** SUPPLIED MATERIAL **
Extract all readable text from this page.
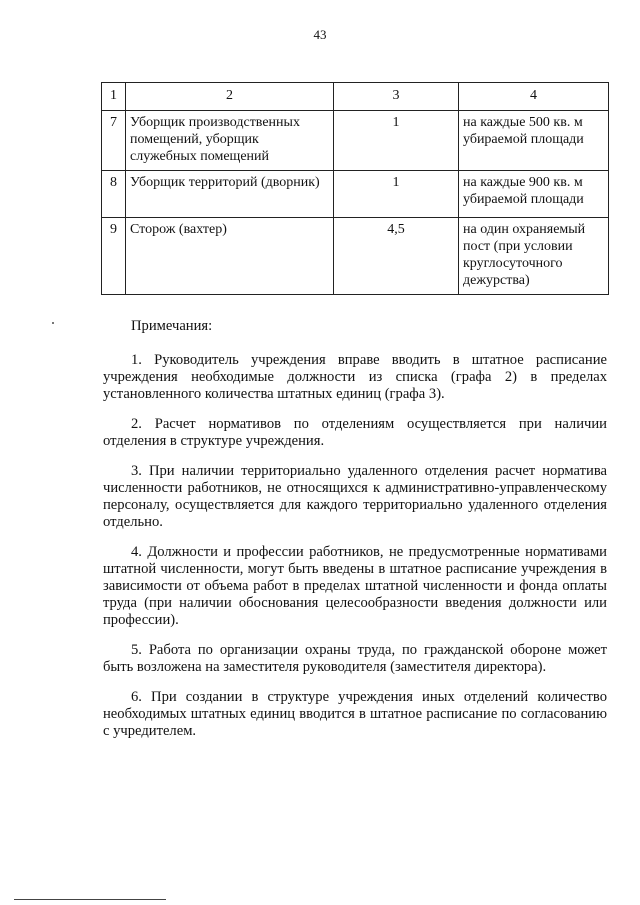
43
1	2	3	4
7	Уборщик производственных помещений, уборщик служебных помещений	1	на каждые 500 кв. м убираемой площади
8	Уборщик территорий (дворник)	1	на каждые 900 кв. м убираемой площади
9	Сторож (вахтер)	4,5	на один охраняемый пост (при условии круглосуточного дежурства)

Примечания:

1. Руководитель учреждения вправе вводить в штатное расписание учреждения необходимые должности из списка (графа 2) в пределах установленного количества штатных единиц (графа 3).

2. Расчет нормативов по отделениям осуществляется при наличии отделения в структуре учреждения.

3. При наличии территориально удаленного отделения расчет норматива численности работников, не относящихся к административно-управленческому персоналу, осуществляется для каждого территориально удаленного отделения отдельно.

4. Должности и профессии работников, не предусмотренные нормативами штатной численности, могут быть введены в штатное расписание учреждения в зависимости от объема работ в пределах штатной численности и фонда оплаты труда (при наличии обоснования целесообразности введения должности или профессии).

5. Работа по организации охраны труда, по гражданской обороне может быть возложена на заместителя руководителя (заместителя директора).

6. При создании в структуре учреждения иных отделений количество необходимых штатных единиц вводится в штатное расписание по согласованию с учредителем.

** PROBLEM STATEMENT **
Copy the material shown above in full and exactly. Skip the pictures.

** TASK RESULT **
Extract all readable text from this page.
43
1	2	3	4
7	Уборщик производственных помещений, уборщик служебных помещений	1	на каждые 500 кв. м убираемой площади
8	Уборщик территорий (дворник)	1	на каждые 900 кв. м убираемой площади
9	Сторож (вахтер)	4,5	на один охраняемый пост (при условии круглосуточного дежурства)

Примечания:

1. Руководитель учреждения вправе вводить в штатное расписание учреждения необходимые должности из списка (графа 2) в пределах установленного количества штатных единиц (графа 3).

2. Расчет нормативов по отделениям осуществляется при наличии отделения в структуре учреждения.

3. При наличии территориально удаленного отделения расчет норматива численности работников, не относящихся к административно-управленческому персоналу, осуществляется для каждого территориально удаленного отделения отдельно.

4. Должности и профессии работников, не предусмотренные нормативами штатной численности, могут быть введены в штатное расписание учреждения в зависимости от объема работ в пределах штатной численности и фонда оплаты труда (при наличии обоснования целесообразности введения должности или профессии).

5. Работа по организации охраны труда, по гражданской обороне может быть возложена на заместителя руководителя (заместителя директора).

6. При создании в структуре учреждения иных отделений количество необходимых штатных единиц вводится в штатное расписание по согласованию с учредителем.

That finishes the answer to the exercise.